■ **What to produce**:
Word for word, repeat the entries, minus the pictures.

■ **Extracted entries**:

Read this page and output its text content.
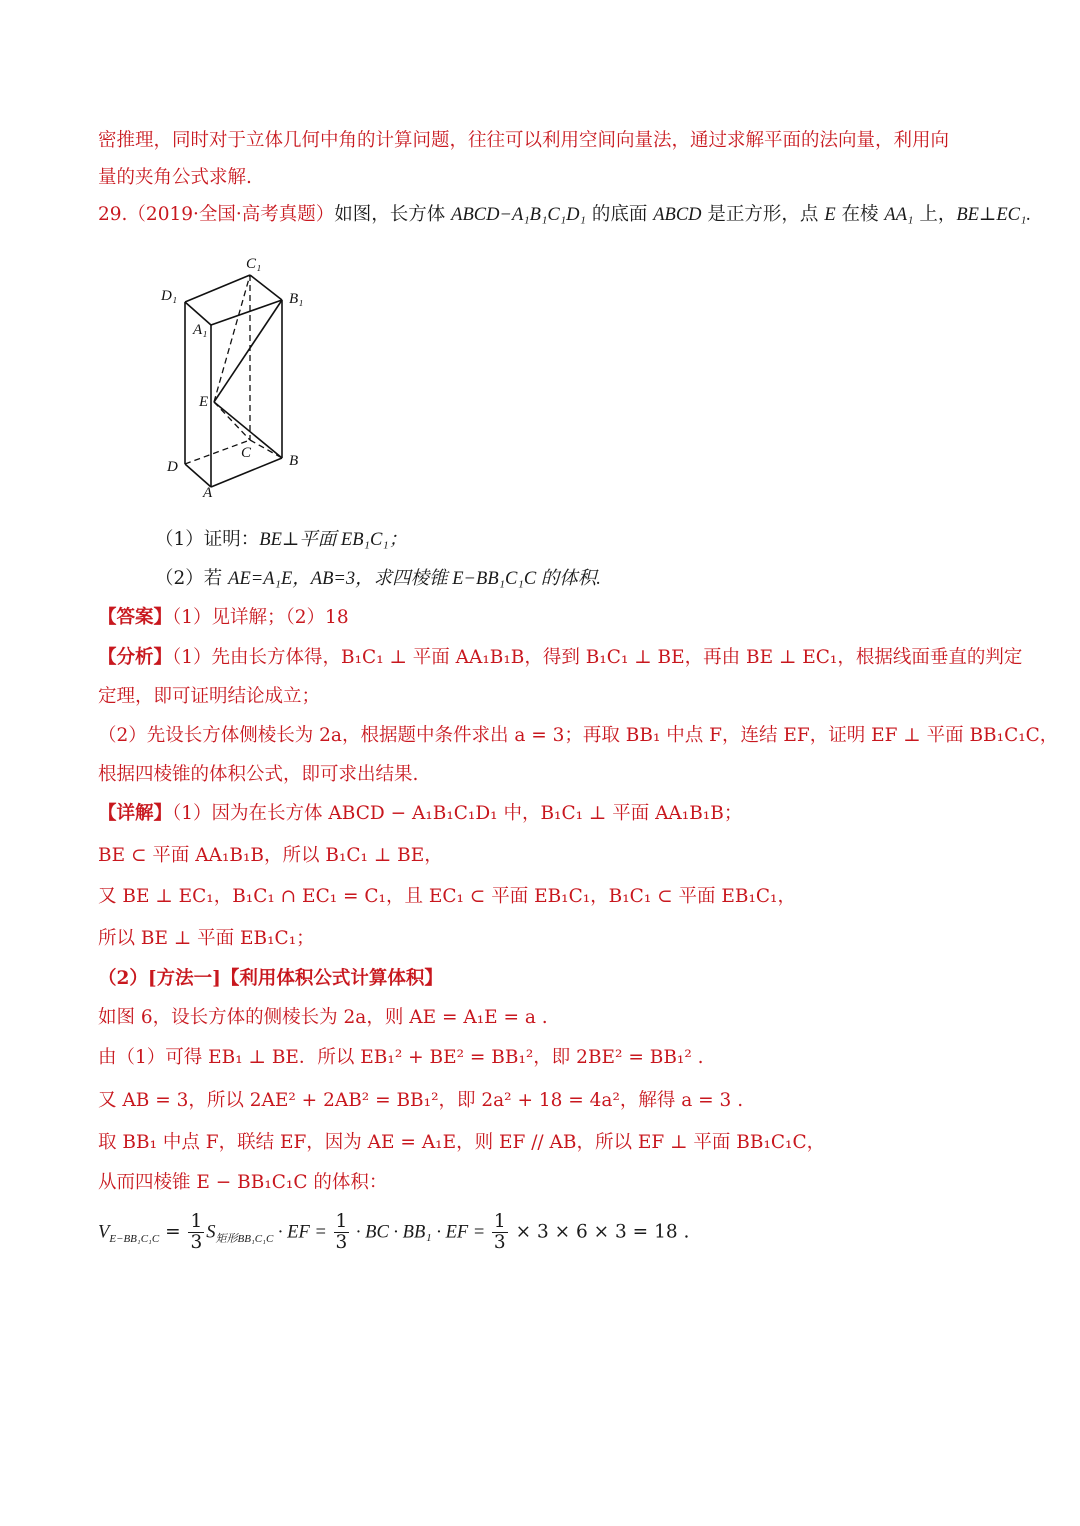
密推理，同时对于立体几何中角的计算问题，往往可以利用空间向量法，通过求解平面的法向量，利用向
量的夹角公式求解.
29.（2019·全国·高考真题）如图，长方体 ABCD−A₁B₁C₁D₁ 的底面 ABCD 是正方形，点 E 在棱 AA₁ 上，BE⊥EC₁.
C₁
D₁	B₁
A₁
E
C
D	B
A
（1）证明：BE⊥平面 EB₁C₁；
（2）若 AE=A₁E，AB=3，求四棱锥 E−BB₁C₁C 的体积.
【答案】（1）见详解；（2）18
【分析】（1）先由长方体得，B₁C₁ ⊥ 平面 AA₁B₁B，得到 B₁C₁ ⊥ BE，再由 BE ⊥ EC₁，根据线面垂直的判定
定理，即可证明结论成立；
（2）先设长方体侧棱长为 2a，根据题中条件求出 a = 3；再取 BB₁ 中点 F，连结 EF，证明 EF ⊥ 平面 BB₁C₁C，
根据四棱锥的体积公式，即可求出结果.
【详解】（1）因为在长方体 ABCD − A₁B₁C₁D₁ 中，B₁C₁ ⊥ 平面 AA₁B₁B；
BE ⊂ 平面 AA₁B₁B，所以 B₁C₁ ⊥ BE，
又 BE ⊥ EC₁，B₁C₁ ∩ EC₁ = C₁，且 EC₁ ⊂ 平面 EB₁C₁，B₁C₁ ⊂ 平面 EB₁C₁，
所以 BE ⊥ 平面 EB₁C₁；
（2）[方法一]【利用体积公式计算体积】
如图 6，设长方体的侧棱长为 2a，则 AE = A₁E = a .
由（1）可得 EB₁ ⊥ BE．所以 EB₁² + BE² = BB₁²，即 2BE² = BB₁² .
又 AB = 3，所以 2AE² + 2AB² = BB₁²，即 2a² + 18 = 4a²，解得 a = 3 .
取 BB₁ 中点 F，联结 EF，因为 AE = A₁E，则 EF // AB，所以 EF ⊥ 平面 BB₁C₁C，
从而四棱锥 E − BB₁C₁C 的体积：
$V_{E-BB_1C_1C} = \frac{1}{3} S_{矩形BB_1C_1C}$ · EF = $\frac{1}{3}$ · BC · BB₁ · EF = $\frac{1}{3} \times 3 \times 6 \times 3 = 18$ .
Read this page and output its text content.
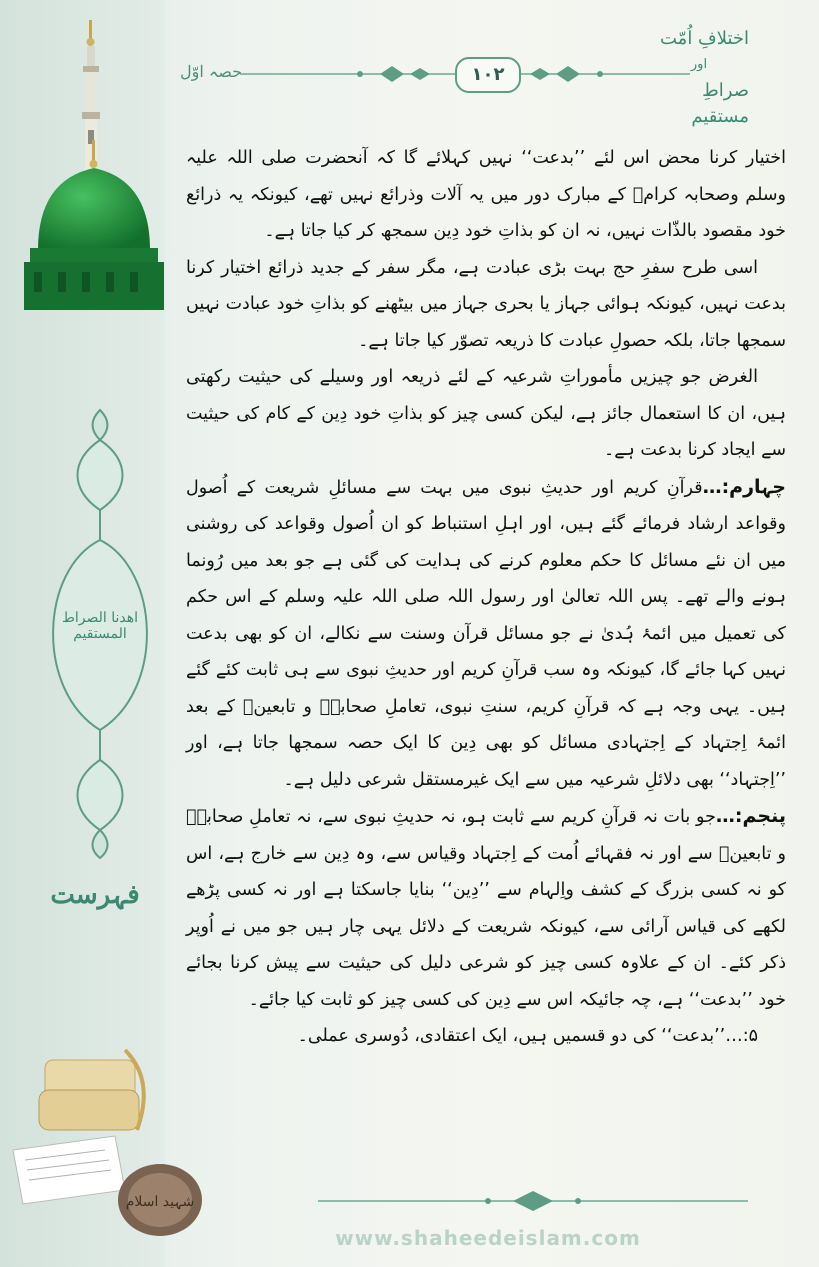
اختلافِ اُمّت
اور
صراطِ مستقیم
حصہ اوّل	۱۰۲
اھدنا الصراط المستقیم
فہرست
شہید اسلام

اختیار کرنا محض اس لئے ’’بدعت‘‘ نہیں کہلائے گا کہ آنحضرت صلی اللہ علیہ وسلم وصحابہ کرامؓ کے مبارک دور میں یہ آلات وذرائع نہیں تھے، کیونکہ یہ ذرائع خود مقصود بالذّات نہیں، نہ ان کو بذاتِ خود دِین سمجھ کر کیا جاتا ہے۔

اسی طرح سفرِ حج بہت بڑی عبادت ہے، مگر سفر کے جدید ذرائع اختیار کرنا بدعت نہیں، کیونکہ ہوائی جہاز یا بحری جہاز میں بیٹھنے کو بذاتِ خود عبادت نہیں سمجھا جاتا، بلکہ حصولِ عبادت کا ذریعہ تصوّر کیا جاتا ہے۔

الغرض جو چیزیں مأموراتِ شرعیہ کے لئے ذریعہ اور وسیلے کی حیثیت رکھتی ہیں، ان کا استعمال جائز ہے، لیکن کسی چیز کو بذاتِ خود دِین کے کام کی حیثیت سے ایجاد کرنا بدعت ہے۔

چہارم:…قرآنِ کریم اور حدیثِ نبوی میں بہت سے مسائلِ شریعت کے اُصول وقواعد ارشاد فرمائے گئے ہیں، اور اہلِ استنباط کو ان اُصول وقواعد کی روشنی میں ان نئے مسائل کا حکم معلوم کرنے کی ہدایت کی گئی ہے جو بعد میں رُونما ہونے والے تھے۔ پس اللہ تعالیٰ اور رسول اللہ صلی اللہ علیہ وسلم کے اس حکم کی تعمیل میں ائمۂ ہُدیٰ نے جو مسائل قرآن وسنت سے نکالے، ان کو بھی بدعت نہیں کہا جائے گا، کیونکہ وہ سب قرآنِ کریم اور حدیثِ نبوی سے ہی ثابت کئے گئے ہیں۔ یہی وجہ ہے کہ قرآنِ کریم، سنتِ نبوی، تعاملِ صحابہؓ و تابعینؒ کے بعد ائمۂ اِجتہاد کے اِجتہادی مسائل کو بھی دِین کا ایک حصہ سمجھا جاتا ہے، اور ’’اِجتہاد‘‘ بھی دلائلِ شرعیہ میں سے ایک غیرمستقل شرعی دلیل ہے۔

پنجم:…جو بات نہ قرآنِ کریم سے ثابت ہو، نہ حدیثِ نبوی سے، نہ تعاملِ صحابہؓ و تابعینؒ سے اور نہ فقہائے اُمت کے اِجتہاد وقیاس سے، وہ دِین سے خارج ہے، اس کو نہ کسی بزرگ کے کشف واِلہام سے ’’دِین‘‘ بنایا جاسکتا ہے اور نہ کسی پڑھے لکھے کی قیاس آرائی سے، کیونکہ شریعت کے دلائل یہی چار ہیں جو میں نے اُوپر ذکر کئے۔ ان کے علاوہ کسی چیز کو شرعی دلیل کی حیثیت سے پیش کرنا بجائے خود ’’بدعت‘‘ ہے، چہ جائیکہ اس سے دِین کی کسی چیز کو ثابت کیا جائے۔

۵:…’’بدعت‘‘ کی دو قسمیں ہیں، ایک اعتقادی، دُوسری عملی۔

www.shaheedeislam.com
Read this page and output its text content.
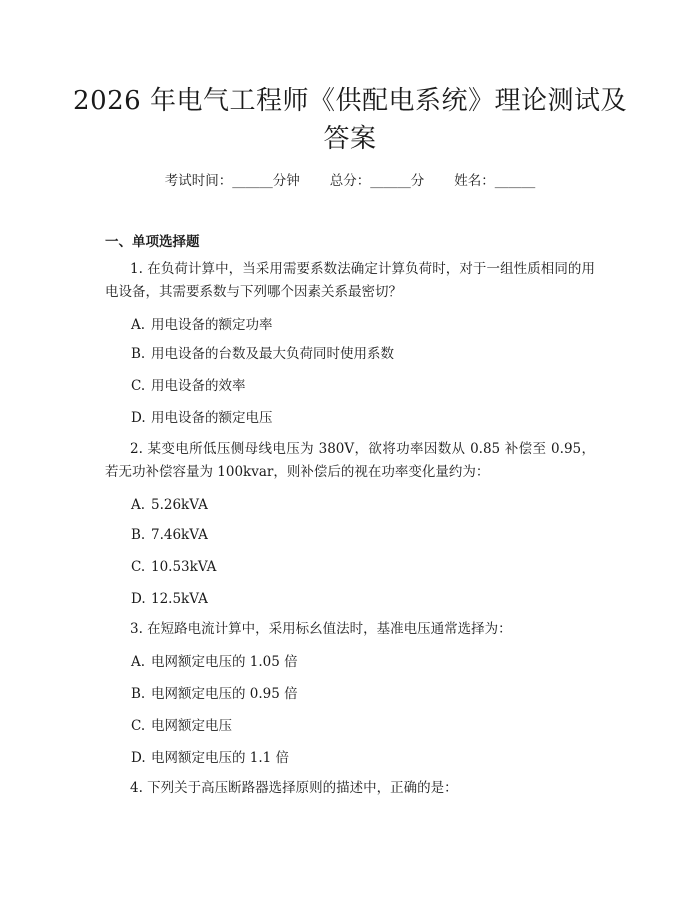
2026 年电气工程师《供配电系统》理论测试及答案
考试时间：______分钟 总分：______分 姓名：______
一、单项选择题
1. 在负荷计算中，当采用需要系数法确定计算负荷时，对于一组性质相同的用电设备，其需要系数与下列哪个因素关系最密切？
A. 用电设备的额定功率
B. 用电设备的台数及最大负荷同时使用系数
C. 用电设备的效率
D. 用电设备的额定电压
2. 某变电所低压侧母线电压为 380V，欲将功率因数从 0.85 补偿至 0.95，若无功补偿容量为 100kvar，则补偿后的视在功率变化量约为：
A. 5.26kVA
B. 7.46kVA
C. 10.53kVA
D. 12.5kVA
3. 在短路电流计算中，采用标幺值法时，基准电压通常选择为：
A. 电网额定电压的 1.05 倍
B. 电网额定电压的 0.95 倍
C. 电网额定电压
D. 电网额定电压的 1.1 倍
4. 下列关于高压断路器选择原则的描述中，正确的是：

■ **Task answer**:
Read this page and output its text content.
密推理，同时对于立体几何中角的计算问题，往往可以利用空间向量法，通过求解平面的法向量，利用向
量的夹角公式求解.
29.（2019·全国·高考真题）如图，长方体 ABCD−A₁B₁C₁D₁ 的底面 ABCD 是正方形，点 E 在棱 AA₁ 上，BE⊥EC₁.
C₁
D₁	B₁
A₁
E
C
D	B
A
（1）证明：BE⊥平面 EB₁C₁；
（2）若 AE=A₁E，AB=3，求四棱锥 E−BB₁C₁C 的体积.
【答案】（1）见详解；（2）18
【分析】（1）先由长方体得，B₁C₁ ⊥ 平面 AA₁B₁B，得到 B₁C₁ ⊥ BE，再由 BE ⊥ EC₁，根据线面垂直的判定
定理，即可证明结论成立；
（2）先设长方体侧棱长为 2a，根据题中条件求出 a = 3；再取 BB₁ 中点 F，连结 EF，证明 EF ⊥ 平面 BB₁C₁C，
根据四棱锥的体积公式，即可求出结果.
【详解】（1）因为在长方体 ABCD − A₁B₁C₁D₁ 中，B₁C₁ ⊥ 平面 AA₁B₁B；
BE ⊂ 平面 AA₁B₁B，所以 B₁C₁ ⊥ BE，
又 BE ⊥ EC₁，B₁C₁ ∩ EC₁ = C₁，且 EC₁ ⊂ 平面 EB₁C₁，B₁C₁ ⊂ 平面 EB₁C₁，
所以 BE ⊥ 平面 EB₁C₁；
（2）[方法一]【利用体积公式计算体积】
如图 6，设长方体的侧棱长为 2a，则 AE = A₁E = a .
由（1）可得 EB₁ ⊥ BE．所以 EB₁² + BE² = BB₁²，即 2BE² = BB₁² .
又 AB = 3，所以 2AE² + 2AB² = BB₁²，即 2a² + 18 = 4a²，解得 a = 3 .
取 BB₁ 中点 F，联结 EF，因为 AE = A₁E，则 EF // AB，所以 EF ⊥ 平面 BB₁C₁C，
从而四棱锥 E − BB₁C₁C 的体积：
$V_{E-BB_1C_1C} = \frac{1}{3} S_{矩形BB_1C_1C}$ · EF = $\frac{1}{3}$ · BC · BB₁ · EF = $\frac{1}{3} \times 3 \times 6 \times 3 = 18$ .
Read this page and output its text content.
اختلافِ اُمّت
اور
صراطِ مستقیم
حصہ اوّل	۱۰۲
اھدنا الصراط المستقیم
فہرست
شہید اسلام

اختیار کرنا محض اس لئے ’’بدعت‘‘ نہیں کہلائے گا کہ آنحضرت صلی اللہ علیہ وسلم وصحابہ کرامؓ کے مبارک دور میں یہ آلات وذرائع نہیں تھے، کیونکہ یہ ذرائع خود مقصود بالذّات نہیں، نہ ان کو بذاتِ خود دِین سمجھ کر کیا جاتا ہے۔

اسی طرح سفرِ حج بہت بڑی عبادت ہے، مگر سفر کے جدید ذرائع اختیار کرنا بدعت نہیں، کیونکہ ہوائی جہاز یا بحری جہاز میں بیٹھنے کو بذاتِ خود عبادت نہیں سمجھا جاتا، بلکہ حصولِ عبادت کا ذریعہ تصوّر کیا جاتا ہے۔

الغرض جو چیزیں مأموراتِ شرعیہ کے لئے ذریعہ اور وسیلے کی حیثیت رکھتی ہیں، ان کا استعمال جائز ہے، لیکن کسی چیز کو بذاتِ خود دِین کے کام کی حیثیت سے ایجاد کرنا بدعت ہے۔

چہارم:…قرآنِ کریم اور حدیثِ نبوی میں بہت سے مسائلِ شریعت کے اُصول وقواعد ارشاد فرمائے گئے ہیں، اور اہلِ استنباط کو ان اُصول وقواعد کی روشنی میں ان نئے مسائل کا حکم معلوم کرنے کی ہدایت کی گئی ہے جو بعد میں رُونما ہونے والے تھے۔ پس اللہ تعالیٰ اور رسول اللہ صلی اللہ علیہ وسلم کے اس حکم کی تعمیل میں ائمۂ ہُدیٰ نے جو مسائل قرآن وسنت سے نکالے، ان کو بھی بدعت نہیں کہا جائے گا، کیونکہ وہ سب قرآنِ کریم اور حدیثِ نبوی سے ہی ثابت کئے گئے ہیں۔ یہی وجہ ہے کہ قرآنِ کریم، سنتِ نبوی، تعاملِ صحابہؓ و تابعینؒ کے بعد ائمۂ اِجتہاد کے اِجتہادی مسائل کو بھی دِین کا ایک حصہ سمجھا جاتا ہے، اور ’’اِجتہاد‘‘ بھی دلائلِ شرعیہ میں سے ایک غیرمستقل شرعی دلیل ہے۔

پنجم:…جو بات نہ قرآنِ کریم سے ثابت ہو، نہ حدیثِ نبوی سے، نہ تعاملِ صحابہؓ و تابعینؒ سے اور نہ فقہائے اُمت کے اِجتہاد وقیاس سے، وہ دِین سے خارج ہے، اس کو نہ کسی بزرگ کے کشف واِلہام سے ’’دِین‘‘ بنایا جاسکتا ہے اور نہ کسی پڑھے لکھے کی قیاس آرائی سے، کیونکہ شریعت کے دلائل یہی چار ہیں جو میں نے اُوپر ذکر کئے۔ ان کے علاوہ کسی چیز کو شرعی دلیل کی حیثیت سے پیش کرنا بجائے خود ’’بدعت‘‘ ہے، چہ جائیکہ اس سے دِین کی کسی چیز کو ثابت کیا جائے۔

۵:…’’بدعت‘‘ کی دو قسمیں ہیں، ایک اعتقادی، دُوسری عملی۔

www.shaheedeislam.com
Read this page and output its text content.
2026 年电气工程师《供配电系统》理论测试及答案
考试时间：______分钟 总分：______分 姓名：______
一、单项选择题
1. 在负荷计算中，当采用需要系数法确定计算负荷时，对于一组性质相同的用电设备，其需要系数与下列哪个因素关系最密切？
A. 用电设备的额定功率
B. 用电设备的台数及最大负荷同时使用系数
C. 用电设备的效率
D. 用电设备的额定电压
2. 某变电所低压侧母线电压为 380V，欲将功率因数从 0.85 补偿至 0.95，若无功补偿容量为 100kvar，则补偿后的视在功率变化量约为：
A. 5.26kVA
B. 7.46kVA
C. 10.53kVA
D. 12.5kVA
3. 在短路电流计算中，采用标幺值法时，基准电压通常选择为：
A. 电网额定电压的 1.05 倍
B. 电网额定电压的 0.95 倍
C. 电网额定电压
D. 电网额定电压的 1.1 倍
4. 下列关于高压断路器选择原则的描述中，正确的是：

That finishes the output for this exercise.